** Challenge **
Format everything from the start of the records down to the line containing "heatmap-cell (227, 266, 276, 314)", inclusive, as a numbered list, omitting any blank lines.

** begin Data lines **

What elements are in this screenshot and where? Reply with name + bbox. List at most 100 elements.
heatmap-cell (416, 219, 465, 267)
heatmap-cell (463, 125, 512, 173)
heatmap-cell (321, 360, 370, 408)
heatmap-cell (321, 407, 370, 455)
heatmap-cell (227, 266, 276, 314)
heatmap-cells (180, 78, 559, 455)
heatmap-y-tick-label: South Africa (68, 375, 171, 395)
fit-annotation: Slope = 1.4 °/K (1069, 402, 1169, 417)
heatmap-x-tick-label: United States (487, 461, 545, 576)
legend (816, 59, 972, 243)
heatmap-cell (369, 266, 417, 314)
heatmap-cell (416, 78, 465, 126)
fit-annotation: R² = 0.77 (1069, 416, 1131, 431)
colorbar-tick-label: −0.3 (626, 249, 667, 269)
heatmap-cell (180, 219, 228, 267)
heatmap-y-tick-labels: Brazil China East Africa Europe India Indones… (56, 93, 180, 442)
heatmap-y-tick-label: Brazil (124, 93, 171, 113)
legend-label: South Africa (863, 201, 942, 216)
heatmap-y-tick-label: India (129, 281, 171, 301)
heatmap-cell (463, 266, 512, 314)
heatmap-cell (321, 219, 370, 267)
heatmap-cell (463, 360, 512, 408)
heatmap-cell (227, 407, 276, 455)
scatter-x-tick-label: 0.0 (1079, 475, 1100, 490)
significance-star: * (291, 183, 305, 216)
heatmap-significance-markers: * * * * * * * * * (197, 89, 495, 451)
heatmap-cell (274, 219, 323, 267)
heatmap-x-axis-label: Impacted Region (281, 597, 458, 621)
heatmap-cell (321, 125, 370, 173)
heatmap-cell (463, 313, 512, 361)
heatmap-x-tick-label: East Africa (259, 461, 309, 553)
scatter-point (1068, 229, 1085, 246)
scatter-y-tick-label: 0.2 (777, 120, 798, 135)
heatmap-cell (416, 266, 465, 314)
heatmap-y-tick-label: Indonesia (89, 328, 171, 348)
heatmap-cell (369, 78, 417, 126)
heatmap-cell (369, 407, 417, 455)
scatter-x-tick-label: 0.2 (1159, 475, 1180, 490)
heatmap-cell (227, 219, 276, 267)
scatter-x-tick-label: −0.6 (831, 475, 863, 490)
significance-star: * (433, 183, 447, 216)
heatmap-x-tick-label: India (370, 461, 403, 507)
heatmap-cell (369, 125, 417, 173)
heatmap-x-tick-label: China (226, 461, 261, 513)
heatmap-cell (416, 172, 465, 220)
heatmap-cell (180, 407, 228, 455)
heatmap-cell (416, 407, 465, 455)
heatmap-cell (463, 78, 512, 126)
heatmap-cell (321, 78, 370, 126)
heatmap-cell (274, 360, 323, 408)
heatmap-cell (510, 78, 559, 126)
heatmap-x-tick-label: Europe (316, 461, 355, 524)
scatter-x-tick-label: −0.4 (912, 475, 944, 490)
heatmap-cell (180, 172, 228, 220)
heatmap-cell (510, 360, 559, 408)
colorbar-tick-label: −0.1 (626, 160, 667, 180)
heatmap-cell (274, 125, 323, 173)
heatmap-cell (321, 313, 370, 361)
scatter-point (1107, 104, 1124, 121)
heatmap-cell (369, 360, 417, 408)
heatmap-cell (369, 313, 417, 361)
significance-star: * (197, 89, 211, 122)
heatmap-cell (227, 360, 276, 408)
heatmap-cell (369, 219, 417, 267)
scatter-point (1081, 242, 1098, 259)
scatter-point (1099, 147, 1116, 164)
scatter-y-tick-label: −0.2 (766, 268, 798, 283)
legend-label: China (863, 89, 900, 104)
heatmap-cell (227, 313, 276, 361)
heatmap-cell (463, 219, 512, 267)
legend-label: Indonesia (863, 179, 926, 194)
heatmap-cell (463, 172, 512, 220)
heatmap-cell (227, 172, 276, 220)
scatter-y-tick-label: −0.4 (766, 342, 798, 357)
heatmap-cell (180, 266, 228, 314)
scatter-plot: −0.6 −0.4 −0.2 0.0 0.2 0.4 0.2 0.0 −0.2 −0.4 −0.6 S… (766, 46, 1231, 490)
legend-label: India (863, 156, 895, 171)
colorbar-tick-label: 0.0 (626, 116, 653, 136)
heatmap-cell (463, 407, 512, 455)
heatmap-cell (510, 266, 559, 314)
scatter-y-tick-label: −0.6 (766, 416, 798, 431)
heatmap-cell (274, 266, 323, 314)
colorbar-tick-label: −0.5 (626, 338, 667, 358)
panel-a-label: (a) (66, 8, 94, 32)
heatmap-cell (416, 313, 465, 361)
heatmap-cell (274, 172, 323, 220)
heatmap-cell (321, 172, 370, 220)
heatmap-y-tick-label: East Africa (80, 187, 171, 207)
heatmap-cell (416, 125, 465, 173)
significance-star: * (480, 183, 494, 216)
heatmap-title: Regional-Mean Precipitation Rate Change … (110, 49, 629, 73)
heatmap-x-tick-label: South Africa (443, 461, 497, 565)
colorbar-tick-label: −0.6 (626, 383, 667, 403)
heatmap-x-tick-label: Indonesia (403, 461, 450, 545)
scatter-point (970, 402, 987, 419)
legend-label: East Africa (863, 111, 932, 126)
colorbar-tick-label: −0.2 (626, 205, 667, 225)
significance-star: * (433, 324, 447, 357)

** end Data lines **

** Correct response **
1. What elements are in this screenshot and where? Reply with name + bbox. List at most 100 elements.
2. heatmap-cell (416, 219, 465, 267)
3. heatmap-cell (463, 125, 512, 173)
4. heatmap-cell (321, 360, 370, 408)
5. heatmap-cell (321, 407, 370, 455)
6. heatmap-cell (227, 266, 276, 314)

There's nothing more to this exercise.